- [WHAT TO PRODUCE] Could you transcribe every record below exactly as written, leaving out any pictures?

- [TASK INPUTS]
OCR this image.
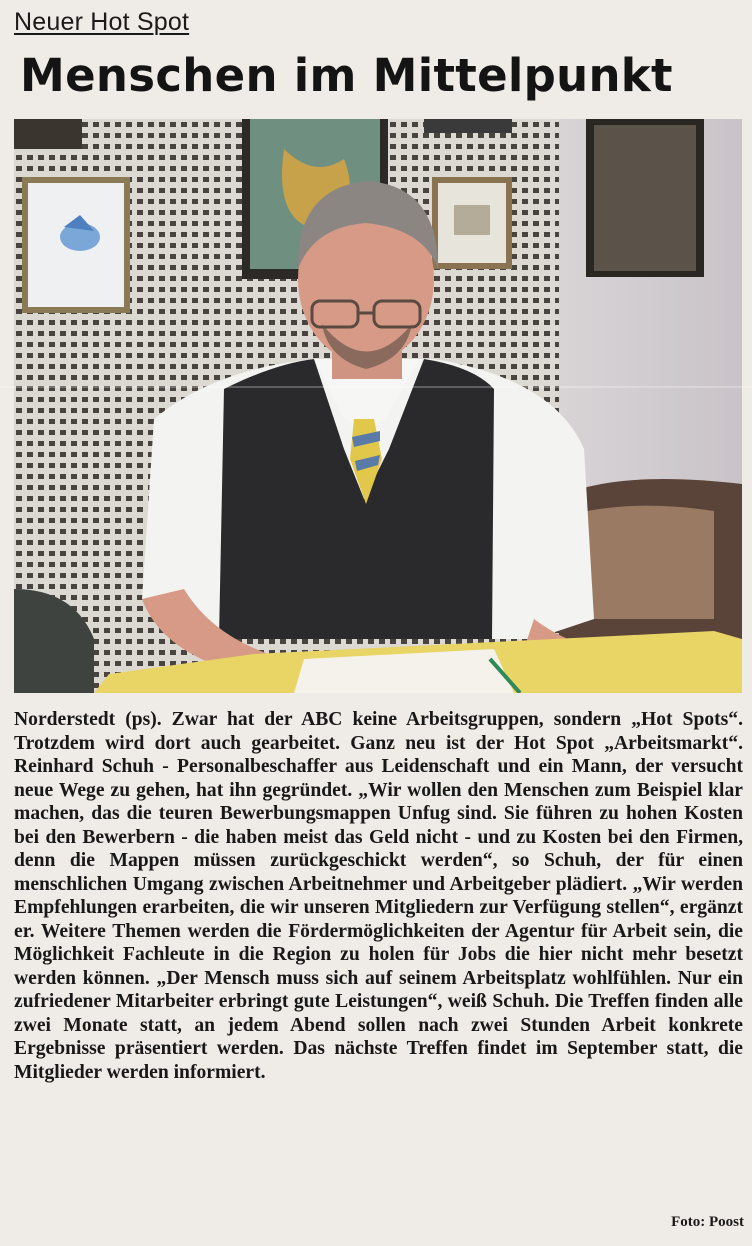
Neuer Hot Spot
Menschen im Mittelpunkt

Norderstedt (ps). Zwar hat der ABC keine Arbeitsgruppen, sondern „Hot Spots“. Trotzdem wird dort auch gearbeitet. Ganz neu ist der Hot Spot „Arbeitsmarkt“. Reinhard Schuh - Personalbeschaffer aus Leidenschaft und ein Mann, der versucht neue Wege zu gehen, hat ihn gegründet. „Wir wollen den Menschen zum Beispiel klar machen, das die teuren Bewerbungsmappen Unfug sind. Sie führen zu hohen Kosten bei den Bewerbern - die haben meist das Geld nicht - und zu Kosten bei den Firmen, denn die Mappen müssen zurückgeschickt werden“, so Schuh, der für einen menschlichen Umgang zwischen Arbeitnehmer und Arbeitgeber plädiert. „Wir werden Empfehlungen erarbeiten, die wir unseren Mitgliedern zur Verfügung stellen“, ergänzt er. Weitere Themen werden die Fördermöglichkeiten der Agentur für Arbeit sein, die Möglichkeit Fachleute in die Region zu holen für Jobs die hier nicht mehr besetzt werden können. „Der Mensch muss sich auf seinem Arbeitsplatz wohlfühlen. Nur ein zufriedener Mitarbeiter erbringt gute Leistungen“, weiß Schuh. Die Treffen finden alle zwei Monate statt, an jedem Abend sollen nach zwei Stunden Arbeit konkrete Ergebnisse präsentiert werden. Das nächste Treffen findet im September statt, die Mitglieder werden informiert.

Foto: Poost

- [REPLY]
OCR this image.
Neuer Hot Spot
Menschen im Mittelpunkt

Norderstedt (ps). Zwar hat der ABC keine Arbeitsgruppen, sondern „Hot Spots“. Trotzdem wird dort auch gearbeitet. Ganz neu ist der Hot Spot „Arbeitsmarkt“. Reinhard Schuh - Personalbeschaffer aus Leidenschaft und ein Mann, der versucht neue Wege zu gehen, hat ihn gegründet. „Wir wollen den Menschen zum Beispiel klar machen, das die teuren Bewerbungsmappen Unfug sind. Sie führen zu hohen Kosten bei den Bewerbern - die haben meist das Geld nicht - und zu Kosten bei den Firmen, denn die Mappen müssen zurückgeschickt werden“, so Schuh, der für einen menschlichen Umgang zwischen Arbeitnehmer und Arbeitgeber plädiert. „Wir werden Empfehlungen erarbeiten, die wir unseren Mitgliedern zur Verfügung stellen“, ergänzt er. Weitere Themen werden die Fördermöglichkeiten der Agentur für Arbeit sein, die Möglichkeit Fachleute in die Region zu holen für Jobs die hier nicht mehr besetzt werden können. „Der Mensch muss sich auf seinem Arbeitsplatz wohlfühlen. Nur ein zufriedener Mitarbeiter erbringt gute Leistungen“, weiß Schuh. Die Treffen finden alle zwei Monate statt, an jedem Abend sollen nach zwei Stunden Arbeit konkrete Ergebnisse präsentiert werden. Das nächste Treffen findet im September statt, die Mitglieder werden informiert.

Foto: Poost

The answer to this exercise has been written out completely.